Records shown:
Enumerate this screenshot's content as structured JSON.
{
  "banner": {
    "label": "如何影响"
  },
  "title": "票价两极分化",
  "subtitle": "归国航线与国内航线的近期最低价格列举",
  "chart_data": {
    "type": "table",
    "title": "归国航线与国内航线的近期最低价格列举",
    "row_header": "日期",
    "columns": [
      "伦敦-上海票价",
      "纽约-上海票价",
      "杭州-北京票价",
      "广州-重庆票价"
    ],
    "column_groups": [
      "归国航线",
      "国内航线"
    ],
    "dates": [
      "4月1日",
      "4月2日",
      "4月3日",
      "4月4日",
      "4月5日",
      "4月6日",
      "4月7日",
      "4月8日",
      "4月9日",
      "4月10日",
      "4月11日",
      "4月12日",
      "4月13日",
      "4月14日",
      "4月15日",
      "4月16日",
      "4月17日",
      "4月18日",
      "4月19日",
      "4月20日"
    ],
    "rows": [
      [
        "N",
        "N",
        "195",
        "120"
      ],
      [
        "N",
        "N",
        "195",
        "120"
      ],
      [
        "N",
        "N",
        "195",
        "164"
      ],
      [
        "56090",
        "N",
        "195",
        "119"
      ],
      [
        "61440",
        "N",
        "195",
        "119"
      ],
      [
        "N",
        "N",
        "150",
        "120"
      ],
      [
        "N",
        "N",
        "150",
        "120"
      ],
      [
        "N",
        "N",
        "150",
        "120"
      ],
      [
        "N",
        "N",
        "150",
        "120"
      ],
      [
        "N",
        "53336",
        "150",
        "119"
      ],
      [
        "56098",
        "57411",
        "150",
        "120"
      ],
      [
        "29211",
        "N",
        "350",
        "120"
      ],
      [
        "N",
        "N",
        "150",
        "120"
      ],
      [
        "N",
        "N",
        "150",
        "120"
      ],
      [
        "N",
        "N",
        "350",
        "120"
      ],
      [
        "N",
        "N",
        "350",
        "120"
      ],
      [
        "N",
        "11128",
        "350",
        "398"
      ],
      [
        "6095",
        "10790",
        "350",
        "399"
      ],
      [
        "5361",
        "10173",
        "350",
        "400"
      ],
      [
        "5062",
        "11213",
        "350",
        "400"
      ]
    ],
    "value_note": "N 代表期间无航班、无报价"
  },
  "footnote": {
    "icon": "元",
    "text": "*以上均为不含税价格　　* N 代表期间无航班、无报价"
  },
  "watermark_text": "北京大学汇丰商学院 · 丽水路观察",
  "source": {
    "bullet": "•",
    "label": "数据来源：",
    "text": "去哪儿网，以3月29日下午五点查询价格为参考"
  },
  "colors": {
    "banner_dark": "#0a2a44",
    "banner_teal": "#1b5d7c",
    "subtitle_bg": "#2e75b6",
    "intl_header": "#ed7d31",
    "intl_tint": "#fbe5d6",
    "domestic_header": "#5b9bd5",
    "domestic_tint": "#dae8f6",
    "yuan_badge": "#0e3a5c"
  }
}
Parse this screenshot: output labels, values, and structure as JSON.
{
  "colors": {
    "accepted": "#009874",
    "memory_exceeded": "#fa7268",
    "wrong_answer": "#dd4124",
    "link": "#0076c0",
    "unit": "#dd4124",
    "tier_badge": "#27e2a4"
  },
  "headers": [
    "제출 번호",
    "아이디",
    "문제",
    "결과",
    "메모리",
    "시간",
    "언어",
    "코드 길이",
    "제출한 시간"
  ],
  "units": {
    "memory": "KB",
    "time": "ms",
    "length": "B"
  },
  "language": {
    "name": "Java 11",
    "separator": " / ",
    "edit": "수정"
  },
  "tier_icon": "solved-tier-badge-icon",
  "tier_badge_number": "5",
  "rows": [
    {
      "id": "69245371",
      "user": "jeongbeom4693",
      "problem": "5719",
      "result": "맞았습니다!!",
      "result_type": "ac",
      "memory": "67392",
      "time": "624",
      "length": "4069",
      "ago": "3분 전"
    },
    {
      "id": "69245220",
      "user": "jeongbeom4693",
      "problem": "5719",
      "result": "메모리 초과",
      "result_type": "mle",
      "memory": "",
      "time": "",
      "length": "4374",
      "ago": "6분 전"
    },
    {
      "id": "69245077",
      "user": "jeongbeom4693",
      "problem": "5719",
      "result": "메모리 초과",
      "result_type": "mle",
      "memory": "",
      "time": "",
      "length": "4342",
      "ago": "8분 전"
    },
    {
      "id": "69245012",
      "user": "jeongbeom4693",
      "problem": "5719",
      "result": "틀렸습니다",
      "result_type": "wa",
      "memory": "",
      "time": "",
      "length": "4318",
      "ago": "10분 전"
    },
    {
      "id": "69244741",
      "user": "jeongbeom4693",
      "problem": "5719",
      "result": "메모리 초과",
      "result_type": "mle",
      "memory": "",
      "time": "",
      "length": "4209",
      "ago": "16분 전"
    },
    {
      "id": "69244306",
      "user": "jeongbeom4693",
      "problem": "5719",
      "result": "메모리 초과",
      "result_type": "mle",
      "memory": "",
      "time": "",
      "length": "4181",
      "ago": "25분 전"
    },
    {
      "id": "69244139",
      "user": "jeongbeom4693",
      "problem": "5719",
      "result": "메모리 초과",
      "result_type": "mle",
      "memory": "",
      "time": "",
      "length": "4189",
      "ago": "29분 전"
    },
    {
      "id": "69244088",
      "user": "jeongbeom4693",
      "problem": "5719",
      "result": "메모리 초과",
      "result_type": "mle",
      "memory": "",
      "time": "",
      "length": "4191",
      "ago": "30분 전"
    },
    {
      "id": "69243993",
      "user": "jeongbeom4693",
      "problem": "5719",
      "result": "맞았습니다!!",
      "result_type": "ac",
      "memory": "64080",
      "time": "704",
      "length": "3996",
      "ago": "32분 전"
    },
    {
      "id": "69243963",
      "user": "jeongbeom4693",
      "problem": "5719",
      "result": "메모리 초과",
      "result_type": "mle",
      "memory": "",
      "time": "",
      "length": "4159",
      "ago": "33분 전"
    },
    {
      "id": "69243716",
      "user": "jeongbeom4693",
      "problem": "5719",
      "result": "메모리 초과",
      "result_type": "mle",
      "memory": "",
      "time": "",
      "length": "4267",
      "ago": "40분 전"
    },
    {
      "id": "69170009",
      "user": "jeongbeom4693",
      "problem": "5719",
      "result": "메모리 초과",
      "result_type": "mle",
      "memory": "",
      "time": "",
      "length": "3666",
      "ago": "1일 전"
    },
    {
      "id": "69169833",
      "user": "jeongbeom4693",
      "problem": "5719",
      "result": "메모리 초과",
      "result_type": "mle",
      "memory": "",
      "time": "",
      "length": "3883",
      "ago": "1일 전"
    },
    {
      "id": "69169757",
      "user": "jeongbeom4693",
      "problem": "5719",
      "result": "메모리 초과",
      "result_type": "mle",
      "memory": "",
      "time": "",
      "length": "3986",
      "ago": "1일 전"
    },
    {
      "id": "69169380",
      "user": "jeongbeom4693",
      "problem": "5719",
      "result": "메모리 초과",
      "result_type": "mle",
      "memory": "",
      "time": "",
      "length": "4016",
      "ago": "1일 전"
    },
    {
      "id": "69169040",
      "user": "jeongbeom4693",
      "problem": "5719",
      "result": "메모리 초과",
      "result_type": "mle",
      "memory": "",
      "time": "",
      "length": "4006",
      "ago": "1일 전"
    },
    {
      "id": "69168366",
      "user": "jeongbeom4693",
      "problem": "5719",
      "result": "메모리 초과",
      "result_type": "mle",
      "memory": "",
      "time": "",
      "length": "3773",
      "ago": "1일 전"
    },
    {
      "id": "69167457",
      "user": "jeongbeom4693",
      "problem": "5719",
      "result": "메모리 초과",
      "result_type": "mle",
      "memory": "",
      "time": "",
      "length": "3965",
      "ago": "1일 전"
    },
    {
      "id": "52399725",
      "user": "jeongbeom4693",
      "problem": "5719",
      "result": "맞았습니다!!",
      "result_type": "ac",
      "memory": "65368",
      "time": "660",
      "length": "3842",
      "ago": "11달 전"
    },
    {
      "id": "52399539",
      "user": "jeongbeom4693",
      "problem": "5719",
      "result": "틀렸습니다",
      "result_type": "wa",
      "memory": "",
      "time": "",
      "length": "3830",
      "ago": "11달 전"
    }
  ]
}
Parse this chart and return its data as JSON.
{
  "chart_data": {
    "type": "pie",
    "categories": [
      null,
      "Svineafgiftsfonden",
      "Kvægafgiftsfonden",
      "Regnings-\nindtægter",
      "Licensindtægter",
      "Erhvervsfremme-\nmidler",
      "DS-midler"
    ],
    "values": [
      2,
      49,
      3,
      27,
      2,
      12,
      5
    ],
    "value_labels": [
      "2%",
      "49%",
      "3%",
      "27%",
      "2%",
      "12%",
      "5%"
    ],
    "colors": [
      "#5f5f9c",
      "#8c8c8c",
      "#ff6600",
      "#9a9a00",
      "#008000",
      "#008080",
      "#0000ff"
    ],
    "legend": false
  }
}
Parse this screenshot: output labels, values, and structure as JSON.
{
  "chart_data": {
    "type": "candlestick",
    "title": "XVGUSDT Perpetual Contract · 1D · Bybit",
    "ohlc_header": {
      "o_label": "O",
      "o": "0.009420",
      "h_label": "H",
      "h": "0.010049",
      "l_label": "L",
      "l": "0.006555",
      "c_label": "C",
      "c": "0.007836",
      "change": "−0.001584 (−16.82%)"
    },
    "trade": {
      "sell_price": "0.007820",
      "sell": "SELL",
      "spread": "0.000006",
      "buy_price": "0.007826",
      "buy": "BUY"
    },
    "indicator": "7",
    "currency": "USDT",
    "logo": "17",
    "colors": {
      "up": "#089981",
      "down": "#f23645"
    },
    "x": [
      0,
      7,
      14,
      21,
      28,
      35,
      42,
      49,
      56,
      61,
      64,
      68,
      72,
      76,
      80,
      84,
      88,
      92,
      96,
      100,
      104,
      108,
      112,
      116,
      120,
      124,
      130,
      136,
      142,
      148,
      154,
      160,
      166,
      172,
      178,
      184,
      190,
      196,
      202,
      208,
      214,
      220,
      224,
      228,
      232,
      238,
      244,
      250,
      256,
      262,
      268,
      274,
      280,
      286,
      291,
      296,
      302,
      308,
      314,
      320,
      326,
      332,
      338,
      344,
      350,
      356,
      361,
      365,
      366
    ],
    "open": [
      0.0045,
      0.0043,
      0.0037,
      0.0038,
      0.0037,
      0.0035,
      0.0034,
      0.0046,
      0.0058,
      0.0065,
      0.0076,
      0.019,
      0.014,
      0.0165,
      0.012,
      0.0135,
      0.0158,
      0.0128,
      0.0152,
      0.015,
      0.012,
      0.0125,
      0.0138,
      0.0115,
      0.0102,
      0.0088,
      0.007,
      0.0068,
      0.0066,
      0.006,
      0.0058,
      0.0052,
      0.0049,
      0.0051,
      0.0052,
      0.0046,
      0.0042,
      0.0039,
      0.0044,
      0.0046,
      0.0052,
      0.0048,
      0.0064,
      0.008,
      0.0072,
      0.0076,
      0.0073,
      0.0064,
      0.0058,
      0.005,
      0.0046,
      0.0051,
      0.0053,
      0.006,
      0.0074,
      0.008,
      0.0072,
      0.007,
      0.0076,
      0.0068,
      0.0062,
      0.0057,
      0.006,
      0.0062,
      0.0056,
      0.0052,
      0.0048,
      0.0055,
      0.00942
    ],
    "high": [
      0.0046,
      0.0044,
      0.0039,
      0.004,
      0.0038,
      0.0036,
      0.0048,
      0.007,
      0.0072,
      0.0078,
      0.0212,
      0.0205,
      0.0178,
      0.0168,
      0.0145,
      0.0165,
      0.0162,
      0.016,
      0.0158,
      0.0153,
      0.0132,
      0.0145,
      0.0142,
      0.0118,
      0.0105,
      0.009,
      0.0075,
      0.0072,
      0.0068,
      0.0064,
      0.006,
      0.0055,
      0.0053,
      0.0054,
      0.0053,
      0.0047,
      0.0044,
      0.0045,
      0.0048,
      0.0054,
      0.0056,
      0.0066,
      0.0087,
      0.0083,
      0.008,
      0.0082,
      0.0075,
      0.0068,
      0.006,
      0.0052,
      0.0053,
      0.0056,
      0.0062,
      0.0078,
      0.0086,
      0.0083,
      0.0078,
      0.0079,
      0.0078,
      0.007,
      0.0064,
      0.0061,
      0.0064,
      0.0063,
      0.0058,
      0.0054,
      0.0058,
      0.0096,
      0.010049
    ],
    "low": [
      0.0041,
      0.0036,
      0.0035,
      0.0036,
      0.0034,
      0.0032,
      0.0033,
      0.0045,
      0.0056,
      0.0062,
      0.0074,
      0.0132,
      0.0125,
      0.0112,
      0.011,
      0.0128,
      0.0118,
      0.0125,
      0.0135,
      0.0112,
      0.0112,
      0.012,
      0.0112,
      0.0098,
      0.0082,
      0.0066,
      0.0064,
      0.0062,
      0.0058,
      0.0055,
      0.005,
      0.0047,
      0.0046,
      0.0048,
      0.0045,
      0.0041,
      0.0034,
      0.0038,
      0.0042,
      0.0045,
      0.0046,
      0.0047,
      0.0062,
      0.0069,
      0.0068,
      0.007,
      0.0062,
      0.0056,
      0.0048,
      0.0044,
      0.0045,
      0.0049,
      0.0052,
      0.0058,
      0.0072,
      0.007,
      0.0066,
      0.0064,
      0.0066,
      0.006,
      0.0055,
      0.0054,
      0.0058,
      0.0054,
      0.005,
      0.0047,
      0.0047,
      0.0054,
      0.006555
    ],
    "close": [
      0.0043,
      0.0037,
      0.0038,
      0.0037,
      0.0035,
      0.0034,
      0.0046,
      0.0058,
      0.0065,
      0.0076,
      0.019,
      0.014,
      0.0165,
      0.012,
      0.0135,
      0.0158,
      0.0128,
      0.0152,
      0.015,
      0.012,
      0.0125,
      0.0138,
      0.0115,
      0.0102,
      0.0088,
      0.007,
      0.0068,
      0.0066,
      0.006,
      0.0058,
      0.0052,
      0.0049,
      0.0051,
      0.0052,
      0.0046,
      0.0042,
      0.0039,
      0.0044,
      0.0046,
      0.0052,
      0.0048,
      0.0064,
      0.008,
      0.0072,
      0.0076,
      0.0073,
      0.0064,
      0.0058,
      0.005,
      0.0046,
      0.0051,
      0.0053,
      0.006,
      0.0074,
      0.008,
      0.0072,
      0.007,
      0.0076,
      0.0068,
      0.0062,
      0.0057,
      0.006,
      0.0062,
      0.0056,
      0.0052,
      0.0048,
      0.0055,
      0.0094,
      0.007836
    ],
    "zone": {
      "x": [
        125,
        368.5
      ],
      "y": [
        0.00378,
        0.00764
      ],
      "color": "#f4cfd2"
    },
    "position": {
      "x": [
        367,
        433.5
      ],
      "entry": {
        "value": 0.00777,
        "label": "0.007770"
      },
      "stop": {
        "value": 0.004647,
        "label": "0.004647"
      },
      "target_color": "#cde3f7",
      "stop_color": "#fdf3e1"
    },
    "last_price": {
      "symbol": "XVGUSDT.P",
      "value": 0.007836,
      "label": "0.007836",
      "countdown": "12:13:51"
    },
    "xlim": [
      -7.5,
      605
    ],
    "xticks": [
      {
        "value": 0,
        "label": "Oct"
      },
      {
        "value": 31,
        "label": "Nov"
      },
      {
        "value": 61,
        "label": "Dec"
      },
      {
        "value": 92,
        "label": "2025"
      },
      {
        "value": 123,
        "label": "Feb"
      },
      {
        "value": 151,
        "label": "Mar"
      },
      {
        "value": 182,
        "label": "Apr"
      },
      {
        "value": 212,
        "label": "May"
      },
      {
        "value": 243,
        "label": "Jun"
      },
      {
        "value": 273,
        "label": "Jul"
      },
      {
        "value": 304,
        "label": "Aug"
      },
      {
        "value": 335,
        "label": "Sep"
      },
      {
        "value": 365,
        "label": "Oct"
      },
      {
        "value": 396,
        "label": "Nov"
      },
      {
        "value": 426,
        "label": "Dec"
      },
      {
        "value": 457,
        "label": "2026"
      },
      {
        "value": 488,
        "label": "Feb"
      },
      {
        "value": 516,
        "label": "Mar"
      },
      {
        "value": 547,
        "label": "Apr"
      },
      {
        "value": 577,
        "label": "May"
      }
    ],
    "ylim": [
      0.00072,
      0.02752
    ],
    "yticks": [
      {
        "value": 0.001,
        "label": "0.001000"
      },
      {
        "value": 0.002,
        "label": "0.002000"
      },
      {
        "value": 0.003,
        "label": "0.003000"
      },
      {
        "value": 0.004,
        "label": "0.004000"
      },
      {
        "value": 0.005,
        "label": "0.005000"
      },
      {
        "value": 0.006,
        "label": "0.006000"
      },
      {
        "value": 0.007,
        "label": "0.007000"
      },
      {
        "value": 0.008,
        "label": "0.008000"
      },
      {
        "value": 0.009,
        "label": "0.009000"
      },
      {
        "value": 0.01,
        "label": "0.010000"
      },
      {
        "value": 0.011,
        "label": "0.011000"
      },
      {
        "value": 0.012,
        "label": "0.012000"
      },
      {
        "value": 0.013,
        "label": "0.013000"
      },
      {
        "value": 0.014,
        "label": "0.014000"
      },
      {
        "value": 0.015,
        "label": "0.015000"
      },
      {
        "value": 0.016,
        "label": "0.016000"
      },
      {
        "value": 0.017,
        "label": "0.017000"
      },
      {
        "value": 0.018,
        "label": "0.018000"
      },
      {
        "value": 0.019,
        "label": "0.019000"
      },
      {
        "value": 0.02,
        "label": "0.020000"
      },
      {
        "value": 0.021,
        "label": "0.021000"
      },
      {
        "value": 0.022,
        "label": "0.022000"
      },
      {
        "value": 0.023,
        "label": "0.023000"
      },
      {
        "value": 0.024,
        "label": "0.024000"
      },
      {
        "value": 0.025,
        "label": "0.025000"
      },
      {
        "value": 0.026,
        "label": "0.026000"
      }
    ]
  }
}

Your instructions:
From the entries above, extract every line where the word "JSON" appears.

Exercise answer:
Enumerate this screenshot's content as structured JSON.
Parse this screenshot: output labels, values, and structure as JSON.
Parse this chart and return its data as JSON.
Parse this screenshot: output labels, values, and structure as JSON.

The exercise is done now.